§ **What to do**
Note each line of the listing that contains the string "Daily", and copy it.

== Data provided ==

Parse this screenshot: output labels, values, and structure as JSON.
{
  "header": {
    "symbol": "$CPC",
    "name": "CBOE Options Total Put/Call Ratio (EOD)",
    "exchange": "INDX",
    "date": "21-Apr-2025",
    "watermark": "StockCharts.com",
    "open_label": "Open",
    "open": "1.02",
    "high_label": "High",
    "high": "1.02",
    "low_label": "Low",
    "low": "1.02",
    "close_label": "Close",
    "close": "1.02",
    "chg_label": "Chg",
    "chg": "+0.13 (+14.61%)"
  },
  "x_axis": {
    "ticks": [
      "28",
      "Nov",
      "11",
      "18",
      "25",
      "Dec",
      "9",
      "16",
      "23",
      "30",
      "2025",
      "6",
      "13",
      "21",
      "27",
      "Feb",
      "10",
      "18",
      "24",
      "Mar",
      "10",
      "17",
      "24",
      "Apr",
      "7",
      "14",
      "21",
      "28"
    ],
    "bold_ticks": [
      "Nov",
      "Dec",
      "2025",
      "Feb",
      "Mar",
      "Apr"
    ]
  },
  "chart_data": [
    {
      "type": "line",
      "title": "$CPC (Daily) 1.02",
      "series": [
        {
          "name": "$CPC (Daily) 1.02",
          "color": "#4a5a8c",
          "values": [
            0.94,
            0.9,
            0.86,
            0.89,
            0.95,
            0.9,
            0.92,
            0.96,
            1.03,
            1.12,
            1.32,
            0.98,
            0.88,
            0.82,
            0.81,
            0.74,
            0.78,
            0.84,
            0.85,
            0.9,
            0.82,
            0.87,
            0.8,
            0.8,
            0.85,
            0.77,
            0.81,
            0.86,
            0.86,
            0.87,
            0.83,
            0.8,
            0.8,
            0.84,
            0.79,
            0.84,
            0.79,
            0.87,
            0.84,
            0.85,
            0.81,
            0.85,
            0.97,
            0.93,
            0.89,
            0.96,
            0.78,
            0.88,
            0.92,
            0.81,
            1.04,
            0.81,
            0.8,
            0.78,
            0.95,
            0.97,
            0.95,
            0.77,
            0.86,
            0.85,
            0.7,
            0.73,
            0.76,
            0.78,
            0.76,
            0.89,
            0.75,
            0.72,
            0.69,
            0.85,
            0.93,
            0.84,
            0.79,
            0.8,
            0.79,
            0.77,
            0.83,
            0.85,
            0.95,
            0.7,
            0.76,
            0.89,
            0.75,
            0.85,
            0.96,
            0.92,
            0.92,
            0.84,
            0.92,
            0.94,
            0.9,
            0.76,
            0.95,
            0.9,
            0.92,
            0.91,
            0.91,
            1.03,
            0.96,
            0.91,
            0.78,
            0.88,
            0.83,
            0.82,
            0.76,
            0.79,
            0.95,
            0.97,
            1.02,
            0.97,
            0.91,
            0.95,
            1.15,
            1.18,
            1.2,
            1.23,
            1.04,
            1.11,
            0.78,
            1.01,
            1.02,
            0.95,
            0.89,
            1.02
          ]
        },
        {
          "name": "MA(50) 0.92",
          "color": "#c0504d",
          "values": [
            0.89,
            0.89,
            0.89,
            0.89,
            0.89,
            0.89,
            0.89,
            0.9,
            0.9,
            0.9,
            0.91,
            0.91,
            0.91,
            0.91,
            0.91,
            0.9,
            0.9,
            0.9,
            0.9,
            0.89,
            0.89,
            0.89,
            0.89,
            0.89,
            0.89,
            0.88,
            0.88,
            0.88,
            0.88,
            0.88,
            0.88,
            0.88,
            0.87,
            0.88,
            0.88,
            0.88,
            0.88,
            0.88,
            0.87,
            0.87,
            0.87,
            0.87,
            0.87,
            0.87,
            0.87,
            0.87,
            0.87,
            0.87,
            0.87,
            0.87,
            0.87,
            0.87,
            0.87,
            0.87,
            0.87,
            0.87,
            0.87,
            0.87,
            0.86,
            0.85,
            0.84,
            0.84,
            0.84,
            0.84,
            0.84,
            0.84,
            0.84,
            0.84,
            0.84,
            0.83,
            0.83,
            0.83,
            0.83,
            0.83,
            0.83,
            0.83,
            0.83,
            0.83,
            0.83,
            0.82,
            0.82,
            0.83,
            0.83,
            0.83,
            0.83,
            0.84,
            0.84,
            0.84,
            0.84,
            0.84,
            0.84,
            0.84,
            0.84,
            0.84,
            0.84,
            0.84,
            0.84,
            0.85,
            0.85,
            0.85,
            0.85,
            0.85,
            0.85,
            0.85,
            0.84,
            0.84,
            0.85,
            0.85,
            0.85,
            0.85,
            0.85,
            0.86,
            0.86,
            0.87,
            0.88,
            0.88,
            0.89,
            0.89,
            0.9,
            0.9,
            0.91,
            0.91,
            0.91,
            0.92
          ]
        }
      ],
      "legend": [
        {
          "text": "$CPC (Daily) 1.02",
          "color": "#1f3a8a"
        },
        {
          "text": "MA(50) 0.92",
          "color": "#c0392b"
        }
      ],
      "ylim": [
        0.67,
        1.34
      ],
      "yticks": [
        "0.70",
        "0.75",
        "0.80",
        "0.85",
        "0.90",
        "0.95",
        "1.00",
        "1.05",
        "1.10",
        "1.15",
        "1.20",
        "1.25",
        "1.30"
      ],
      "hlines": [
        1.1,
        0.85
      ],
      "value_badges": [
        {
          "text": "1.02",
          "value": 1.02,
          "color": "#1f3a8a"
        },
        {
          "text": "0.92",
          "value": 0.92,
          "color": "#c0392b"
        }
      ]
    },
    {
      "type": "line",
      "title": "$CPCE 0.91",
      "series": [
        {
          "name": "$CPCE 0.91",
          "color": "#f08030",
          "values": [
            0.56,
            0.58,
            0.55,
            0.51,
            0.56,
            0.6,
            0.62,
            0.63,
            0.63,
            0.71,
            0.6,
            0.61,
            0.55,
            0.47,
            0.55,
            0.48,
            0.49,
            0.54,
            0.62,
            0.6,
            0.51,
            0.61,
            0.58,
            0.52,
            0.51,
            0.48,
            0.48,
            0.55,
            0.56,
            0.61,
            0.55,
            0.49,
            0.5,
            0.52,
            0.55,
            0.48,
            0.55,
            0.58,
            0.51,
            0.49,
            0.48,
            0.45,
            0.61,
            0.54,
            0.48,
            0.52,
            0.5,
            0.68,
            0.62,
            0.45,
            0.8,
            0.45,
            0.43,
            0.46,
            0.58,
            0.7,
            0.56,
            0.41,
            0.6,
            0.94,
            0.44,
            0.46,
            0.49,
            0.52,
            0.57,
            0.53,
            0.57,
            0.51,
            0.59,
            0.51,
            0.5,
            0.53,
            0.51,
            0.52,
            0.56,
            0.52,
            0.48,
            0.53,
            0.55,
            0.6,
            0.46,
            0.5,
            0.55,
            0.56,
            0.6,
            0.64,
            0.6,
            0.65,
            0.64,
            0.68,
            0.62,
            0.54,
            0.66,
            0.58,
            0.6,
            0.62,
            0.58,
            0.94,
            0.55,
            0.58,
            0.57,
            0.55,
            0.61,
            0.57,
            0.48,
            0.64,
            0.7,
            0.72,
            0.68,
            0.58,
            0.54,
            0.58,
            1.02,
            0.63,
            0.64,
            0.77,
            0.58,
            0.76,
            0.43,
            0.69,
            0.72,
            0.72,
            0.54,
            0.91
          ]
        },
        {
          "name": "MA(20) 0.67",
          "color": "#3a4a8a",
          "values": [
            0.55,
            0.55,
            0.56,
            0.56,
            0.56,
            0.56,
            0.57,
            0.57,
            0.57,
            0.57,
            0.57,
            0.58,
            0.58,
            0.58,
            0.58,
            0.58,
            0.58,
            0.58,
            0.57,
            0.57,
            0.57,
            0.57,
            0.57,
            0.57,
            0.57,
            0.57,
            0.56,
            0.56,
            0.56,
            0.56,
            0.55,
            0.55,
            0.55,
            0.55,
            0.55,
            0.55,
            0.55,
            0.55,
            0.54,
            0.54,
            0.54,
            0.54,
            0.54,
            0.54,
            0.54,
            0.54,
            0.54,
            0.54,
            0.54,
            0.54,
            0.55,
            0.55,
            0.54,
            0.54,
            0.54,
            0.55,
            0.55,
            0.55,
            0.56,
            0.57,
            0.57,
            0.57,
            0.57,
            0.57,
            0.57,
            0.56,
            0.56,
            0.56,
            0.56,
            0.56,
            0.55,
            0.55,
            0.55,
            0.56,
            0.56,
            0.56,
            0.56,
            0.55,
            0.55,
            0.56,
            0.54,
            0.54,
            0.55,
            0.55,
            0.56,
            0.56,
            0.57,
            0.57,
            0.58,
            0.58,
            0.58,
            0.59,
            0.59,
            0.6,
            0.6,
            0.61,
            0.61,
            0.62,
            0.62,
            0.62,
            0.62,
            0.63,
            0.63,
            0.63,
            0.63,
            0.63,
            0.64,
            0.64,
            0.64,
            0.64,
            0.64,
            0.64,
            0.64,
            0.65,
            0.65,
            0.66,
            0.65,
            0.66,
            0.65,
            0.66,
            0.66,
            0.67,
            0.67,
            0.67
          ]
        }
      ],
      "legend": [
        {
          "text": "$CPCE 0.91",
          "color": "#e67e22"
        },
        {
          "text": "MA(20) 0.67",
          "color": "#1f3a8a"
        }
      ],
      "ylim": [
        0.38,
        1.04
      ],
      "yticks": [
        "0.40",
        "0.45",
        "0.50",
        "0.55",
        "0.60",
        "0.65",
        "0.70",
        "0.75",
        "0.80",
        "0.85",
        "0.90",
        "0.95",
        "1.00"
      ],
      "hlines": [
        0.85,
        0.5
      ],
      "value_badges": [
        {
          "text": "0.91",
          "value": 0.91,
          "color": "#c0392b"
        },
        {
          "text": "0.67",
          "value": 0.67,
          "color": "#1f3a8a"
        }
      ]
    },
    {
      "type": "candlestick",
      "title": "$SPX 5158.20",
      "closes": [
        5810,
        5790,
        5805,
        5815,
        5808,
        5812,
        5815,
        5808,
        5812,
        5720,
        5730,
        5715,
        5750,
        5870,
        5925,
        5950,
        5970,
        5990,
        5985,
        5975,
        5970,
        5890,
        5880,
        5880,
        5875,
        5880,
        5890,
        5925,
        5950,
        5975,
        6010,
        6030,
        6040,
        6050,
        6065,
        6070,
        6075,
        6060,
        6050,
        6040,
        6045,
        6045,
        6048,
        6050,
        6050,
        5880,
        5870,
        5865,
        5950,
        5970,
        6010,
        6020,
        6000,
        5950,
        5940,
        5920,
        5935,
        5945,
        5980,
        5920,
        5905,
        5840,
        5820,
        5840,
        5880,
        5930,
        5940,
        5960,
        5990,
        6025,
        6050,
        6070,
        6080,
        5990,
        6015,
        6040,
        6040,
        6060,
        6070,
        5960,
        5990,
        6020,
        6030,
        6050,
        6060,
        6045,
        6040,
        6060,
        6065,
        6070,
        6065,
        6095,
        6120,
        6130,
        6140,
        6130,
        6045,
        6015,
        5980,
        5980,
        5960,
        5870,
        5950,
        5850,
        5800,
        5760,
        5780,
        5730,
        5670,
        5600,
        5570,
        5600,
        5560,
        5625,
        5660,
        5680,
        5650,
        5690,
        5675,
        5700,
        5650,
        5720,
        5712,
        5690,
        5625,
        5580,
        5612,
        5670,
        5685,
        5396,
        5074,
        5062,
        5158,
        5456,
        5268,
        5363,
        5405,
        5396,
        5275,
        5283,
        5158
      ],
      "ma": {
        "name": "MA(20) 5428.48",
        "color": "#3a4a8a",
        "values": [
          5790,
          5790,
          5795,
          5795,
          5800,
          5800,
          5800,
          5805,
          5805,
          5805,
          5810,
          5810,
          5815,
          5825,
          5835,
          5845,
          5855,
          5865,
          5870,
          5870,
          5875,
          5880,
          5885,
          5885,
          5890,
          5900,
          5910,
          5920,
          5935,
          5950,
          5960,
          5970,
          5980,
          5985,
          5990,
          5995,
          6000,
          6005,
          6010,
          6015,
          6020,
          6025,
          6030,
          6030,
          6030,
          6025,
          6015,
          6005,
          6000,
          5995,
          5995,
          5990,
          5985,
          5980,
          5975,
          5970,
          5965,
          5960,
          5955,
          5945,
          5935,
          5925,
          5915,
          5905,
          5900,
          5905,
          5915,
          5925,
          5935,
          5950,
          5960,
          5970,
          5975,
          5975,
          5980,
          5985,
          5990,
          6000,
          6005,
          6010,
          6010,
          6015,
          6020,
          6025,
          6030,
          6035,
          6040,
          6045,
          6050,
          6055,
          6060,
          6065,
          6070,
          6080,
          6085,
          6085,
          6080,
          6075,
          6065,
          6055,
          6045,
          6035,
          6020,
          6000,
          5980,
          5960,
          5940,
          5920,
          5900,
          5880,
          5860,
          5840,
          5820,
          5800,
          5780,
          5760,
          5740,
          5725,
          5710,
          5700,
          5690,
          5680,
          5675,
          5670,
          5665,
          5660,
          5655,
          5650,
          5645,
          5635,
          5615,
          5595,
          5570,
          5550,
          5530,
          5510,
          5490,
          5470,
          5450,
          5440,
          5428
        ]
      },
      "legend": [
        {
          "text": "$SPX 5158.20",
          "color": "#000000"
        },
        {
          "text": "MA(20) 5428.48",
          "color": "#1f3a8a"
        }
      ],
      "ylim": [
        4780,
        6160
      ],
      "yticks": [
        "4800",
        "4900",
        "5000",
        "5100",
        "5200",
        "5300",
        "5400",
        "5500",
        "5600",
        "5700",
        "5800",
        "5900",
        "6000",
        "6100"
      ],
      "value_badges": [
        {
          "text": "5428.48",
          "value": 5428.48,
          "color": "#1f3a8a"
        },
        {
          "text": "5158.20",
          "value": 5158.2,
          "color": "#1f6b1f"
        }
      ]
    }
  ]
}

===

§ **Expected answer**
      "title": "$CPC (Daily) 1.02",
          "name": "$CPC (Daily) 1.02",
          "text": "$CPC (Daily) 1.02",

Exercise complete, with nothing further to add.